** Start SUPPLIED INFORMATION **

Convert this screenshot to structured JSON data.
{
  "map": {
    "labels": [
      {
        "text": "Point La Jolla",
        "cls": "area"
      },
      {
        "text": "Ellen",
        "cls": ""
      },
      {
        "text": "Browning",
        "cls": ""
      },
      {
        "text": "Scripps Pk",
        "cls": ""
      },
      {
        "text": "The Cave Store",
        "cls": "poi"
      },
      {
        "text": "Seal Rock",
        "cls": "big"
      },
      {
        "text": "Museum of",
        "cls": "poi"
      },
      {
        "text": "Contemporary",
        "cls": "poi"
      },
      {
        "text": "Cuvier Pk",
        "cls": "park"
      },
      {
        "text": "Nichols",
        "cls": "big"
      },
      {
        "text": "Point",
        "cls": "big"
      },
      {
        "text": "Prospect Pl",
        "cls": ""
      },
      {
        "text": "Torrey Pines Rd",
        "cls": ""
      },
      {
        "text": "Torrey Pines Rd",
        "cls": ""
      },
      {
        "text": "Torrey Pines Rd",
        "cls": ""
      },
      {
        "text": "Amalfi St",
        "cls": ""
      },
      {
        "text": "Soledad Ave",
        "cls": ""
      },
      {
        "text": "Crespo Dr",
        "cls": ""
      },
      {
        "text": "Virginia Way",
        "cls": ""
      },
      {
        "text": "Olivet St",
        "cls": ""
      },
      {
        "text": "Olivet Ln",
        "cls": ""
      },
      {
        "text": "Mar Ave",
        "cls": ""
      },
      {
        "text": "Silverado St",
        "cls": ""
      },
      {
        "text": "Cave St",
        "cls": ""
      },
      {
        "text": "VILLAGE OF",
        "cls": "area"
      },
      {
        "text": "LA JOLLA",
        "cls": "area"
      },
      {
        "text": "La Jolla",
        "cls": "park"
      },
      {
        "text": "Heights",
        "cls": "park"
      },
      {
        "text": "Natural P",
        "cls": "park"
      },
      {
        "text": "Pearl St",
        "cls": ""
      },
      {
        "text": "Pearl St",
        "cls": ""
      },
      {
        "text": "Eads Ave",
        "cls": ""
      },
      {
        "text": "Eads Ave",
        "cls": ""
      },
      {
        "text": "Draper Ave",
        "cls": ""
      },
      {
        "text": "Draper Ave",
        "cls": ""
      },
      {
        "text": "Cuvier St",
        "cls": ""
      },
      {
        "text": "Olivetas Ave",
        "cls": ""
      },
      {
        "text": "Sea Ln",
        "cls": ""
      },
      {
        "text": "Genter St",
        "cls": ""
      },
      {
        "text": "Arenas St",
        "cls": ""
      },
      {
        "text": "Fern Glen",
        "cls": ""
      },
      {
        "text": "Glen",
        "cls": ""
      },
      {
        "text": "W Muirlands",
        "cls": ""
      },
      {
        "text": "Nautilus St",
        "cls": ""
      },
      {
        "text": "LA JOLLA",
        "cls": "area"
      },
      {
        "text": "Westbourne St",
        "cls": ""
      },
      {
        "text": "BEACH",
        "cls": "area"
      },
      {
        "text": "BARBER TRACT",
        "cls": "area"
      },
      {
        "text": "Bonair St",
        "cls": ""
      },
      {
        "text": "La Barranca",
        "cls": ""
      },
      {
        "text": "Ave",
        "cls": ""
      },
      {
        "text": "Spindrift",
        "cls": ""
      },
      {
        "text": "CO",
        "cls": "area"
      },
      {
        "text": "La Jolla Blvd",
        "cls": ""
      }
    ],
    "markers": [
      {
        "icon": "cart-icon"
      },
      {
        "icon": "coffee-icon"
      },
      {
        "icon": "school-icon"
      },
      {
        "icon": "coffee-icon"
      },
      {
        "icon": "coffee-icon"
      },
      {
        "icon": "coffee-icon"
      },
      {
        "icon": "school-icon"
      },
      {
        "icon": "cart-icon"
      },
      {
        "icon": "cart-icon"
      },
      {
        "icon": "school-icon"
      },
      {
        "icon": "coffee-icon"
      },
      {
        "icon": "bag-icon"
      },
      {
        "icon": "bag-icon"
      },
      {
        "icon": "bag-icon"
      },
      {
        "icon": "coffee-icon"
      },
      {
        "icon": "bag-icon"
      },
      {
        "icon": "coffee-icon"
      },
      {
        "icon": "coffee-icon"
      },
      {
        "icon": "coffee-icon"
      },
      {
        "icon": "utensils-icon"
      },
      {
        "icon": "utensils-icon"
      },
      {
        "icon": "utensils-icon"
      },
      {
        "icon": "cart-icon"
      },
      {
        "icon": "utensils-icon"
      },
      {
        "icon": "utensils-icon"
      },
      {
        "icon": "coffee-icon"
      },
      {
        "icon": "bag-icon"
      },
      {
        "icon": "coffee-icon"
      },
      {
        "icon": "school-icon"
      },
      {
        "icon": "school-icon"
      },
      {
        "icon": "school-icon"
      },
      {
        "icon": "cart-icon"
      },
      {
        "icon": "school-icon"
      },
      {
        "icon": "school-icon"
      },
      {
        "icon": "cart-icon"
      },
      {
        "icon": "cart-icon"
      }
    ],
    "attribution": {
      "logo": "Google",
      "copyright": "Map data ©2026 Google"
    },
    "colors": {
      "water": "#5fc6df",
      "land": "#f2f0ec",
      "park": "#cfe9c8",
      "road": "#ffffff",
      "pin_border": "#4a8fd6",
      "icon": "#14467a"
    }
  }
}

** End SUPPLIED INFORMATION **

■ CHALLENGE: Filter the entries down to the lines containing "Google". Copy each of those lines.

■ THE REPLY:
      "logo": "Google",
      "copyright": "Map data ©2026 Google"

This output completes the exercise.